→ REQUEST:
Read the lines below and count those that have the word "Saws". Respond with the number only.

▬▬▬▬▬▬▬▬▬▬

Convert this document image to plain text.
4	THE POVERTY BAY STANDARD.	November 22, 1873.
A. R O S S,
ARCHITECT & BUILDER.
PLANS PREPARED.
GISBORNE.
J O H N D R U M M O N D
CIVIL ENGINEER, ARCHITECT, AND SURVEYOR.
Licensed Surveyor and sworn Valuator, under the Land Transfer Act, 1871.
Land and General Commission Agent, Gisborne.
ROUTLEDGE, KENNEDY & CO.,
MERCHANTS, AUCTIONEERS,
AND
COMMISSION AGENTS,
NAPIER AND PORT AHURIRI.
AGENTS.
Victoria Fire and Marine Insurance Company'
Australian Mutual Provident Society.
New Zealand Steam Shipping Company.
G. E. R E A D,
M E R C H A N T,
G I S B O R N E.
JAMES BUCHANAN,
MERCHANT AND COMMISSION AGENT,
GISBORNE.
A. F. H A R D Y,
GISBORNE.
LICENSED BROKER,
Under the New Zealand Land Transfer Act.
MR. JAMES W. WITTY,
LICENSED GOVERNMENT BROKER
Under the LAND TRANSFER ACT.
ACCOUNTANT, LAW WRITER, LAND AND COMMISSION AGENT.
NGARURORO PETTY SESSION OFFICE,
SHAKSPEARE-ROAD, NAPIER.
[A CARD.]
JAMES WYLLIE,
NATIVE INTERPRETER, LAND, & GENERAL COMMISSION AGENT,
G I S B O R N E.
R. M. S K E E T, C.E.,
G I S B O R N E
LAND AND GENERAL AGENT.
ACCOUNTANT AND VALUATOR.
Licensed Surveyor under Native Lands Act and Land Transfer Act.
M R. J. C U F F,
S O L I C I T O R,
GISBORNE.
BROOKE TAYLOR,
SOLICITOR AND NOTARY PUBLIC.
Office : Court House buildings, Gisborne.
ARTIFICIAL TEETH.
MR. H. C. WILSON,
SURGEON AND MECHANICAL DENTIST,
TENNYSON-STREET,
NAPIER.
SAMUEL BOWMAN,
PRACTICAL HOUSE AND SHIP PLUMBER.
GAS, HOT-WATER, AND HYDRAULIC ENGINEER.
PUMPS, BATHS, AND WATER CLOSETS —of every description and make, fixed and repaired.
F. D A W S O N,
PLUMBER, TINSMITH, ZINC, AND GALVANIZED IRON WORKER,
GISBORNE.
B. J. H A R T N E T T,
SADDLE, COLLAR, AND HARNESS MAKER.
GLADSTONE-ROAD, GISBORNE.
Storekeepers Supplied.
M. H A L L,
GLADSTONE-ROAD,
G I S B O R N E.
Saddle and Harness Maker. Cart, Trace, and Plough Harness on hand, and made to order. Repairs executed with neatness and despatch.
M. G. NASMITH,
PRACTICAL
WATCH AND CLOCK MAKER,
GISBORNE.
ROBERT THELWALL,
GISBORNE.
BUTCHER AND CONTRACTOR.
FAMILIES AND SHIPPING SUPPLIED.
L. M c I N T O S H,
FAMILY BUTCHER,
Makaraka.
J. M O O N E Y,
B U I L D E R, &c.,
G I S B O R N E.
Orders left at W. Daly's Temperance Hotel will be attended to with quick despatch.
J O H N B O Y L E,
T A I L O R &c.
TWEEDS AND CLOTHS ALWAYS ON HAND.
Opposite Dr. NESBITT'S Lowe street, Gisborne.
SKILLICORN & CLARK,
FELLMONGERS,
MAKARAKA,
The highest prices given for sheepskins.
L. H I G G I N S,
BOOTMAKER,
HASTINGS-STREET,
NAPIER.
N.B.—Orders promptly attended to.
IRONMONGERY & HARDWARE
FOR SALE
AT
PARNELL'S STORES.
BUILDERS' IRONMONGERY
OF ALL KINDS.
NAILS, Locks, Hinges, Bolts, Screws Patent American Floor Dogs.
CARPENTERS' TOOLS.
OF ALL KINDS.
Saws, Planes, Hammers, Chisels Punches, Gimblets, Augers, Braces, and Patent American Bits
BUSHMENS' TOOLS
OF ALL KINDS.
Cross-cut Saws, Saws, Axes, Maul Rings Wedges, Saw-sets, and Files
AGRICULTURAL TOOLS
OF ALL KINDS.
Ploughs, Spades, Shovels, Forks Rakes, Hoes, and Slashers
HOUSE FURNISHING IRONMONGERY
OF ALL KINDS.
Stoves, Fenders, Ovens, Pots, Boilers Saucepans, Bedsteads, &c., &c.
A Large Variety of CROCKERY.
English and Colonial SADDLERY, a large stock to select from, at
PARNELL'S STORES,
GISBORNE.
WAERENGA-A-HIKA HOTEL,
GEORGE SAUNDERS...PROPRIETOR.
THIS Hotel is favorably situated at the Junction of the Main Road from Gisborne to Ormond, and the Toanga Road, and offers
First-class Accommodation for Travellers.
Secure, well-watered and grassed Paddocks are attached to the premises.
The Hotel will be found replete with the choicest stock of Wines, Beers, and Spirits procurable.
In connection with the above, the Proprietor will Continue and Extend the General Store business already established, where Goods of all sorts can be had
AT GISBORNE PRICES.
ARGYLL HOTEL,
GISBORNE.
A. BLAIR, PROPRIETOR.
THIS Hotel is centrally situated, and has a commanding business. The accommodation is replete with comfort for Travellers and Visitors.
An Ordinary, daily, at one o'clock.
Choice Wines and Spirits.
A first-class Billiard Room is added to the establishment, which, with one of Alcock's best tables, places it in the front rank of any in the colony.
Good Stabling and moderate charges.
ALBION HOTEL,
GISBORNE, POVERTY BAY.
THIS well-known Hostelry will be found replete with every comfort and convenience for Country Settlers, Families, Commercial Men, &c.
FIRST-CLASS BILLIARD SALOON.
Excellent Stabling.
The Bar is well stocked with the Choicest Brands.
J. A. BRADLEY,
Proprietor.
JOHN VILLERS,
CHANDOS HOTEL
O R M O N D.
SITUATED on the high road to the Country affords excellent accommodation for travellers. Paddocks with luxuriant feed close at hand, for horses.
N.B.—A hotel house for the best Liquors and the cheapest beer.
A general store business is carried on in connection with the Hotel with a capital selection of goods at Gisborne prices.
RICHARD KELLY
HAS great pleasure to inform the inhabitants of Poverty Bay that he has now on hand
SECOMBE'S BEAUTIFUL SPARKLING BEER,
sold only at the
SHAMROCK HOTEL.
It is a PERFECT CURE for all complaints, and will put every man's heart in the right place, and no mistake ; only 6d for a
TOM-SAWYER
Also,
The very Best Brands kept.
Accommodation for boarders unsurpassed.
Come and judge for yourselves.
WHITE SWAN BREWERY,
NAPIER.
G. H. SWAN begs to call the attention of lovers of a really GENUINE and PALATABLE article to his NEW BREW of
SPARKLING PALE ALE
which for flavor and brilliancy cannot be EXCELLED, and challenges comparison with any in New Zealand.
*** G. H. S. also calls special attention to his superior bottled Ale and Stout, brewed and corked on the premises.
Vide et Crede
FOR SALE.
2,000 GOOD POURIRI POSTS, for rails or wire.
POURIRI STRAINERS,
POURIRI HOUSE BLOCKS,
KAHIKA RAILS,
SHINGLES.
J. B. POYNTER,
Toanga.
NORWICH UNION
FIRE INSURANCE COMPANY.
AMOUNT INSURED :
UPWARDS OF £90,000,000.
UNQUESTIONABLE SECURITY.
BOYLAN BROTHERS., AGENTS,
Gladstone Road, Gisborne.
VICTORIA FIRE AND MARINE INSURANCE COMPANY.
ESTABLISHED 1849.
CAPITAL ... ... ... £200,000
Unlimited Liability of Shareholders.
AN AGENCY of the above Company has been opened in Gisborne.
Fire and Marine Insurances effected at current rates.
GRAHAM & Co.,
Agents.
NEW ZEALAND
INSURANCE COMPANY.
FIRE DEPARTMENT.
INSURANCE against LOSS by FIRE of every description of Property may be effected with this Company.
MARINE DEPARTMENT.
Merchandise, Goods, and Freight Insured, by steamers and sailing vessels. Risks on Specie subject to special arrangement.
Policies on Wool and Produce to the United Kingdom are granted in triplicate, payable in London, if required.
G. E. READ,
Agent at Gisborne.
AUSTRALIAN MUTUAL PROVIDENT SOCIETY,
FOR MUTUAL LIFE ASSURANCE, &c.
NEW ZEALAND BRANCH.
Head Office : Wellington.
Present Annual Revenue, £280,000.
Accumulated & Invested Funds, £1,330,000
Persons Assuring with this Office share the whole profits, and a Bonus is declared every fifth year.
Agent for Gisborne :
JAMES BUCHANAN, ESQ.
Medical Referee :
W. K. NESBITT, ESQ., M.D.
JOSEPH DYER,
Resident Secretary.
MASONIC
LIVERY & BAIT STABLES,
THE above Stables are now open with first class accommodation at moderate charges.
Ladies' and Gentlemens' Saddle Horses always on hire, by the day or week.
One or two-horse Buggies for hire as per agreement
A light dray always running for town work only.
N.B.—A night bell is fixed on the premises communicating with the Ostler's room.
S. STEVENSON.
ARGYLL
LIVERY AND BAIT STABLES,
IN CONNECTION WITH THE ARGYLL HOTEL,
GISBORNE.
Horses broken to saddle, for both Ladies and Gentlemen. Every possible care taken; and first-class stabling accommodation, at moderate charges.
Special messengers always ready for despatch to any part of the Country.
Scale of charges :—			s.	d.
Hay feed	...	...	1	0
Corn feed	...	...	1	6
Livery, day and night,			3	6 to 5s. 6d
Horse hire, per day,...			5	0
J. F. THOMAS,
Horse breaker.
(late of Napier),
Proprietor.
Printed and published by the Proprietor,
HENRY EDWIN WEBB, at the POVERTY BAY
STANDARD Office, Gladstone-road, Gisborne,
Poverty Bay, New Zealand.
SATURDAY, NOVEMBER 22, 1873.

▬▬▬▬▬▬▬▬▬▬

→ SOLUTION FOR THIS EXERCISE:
2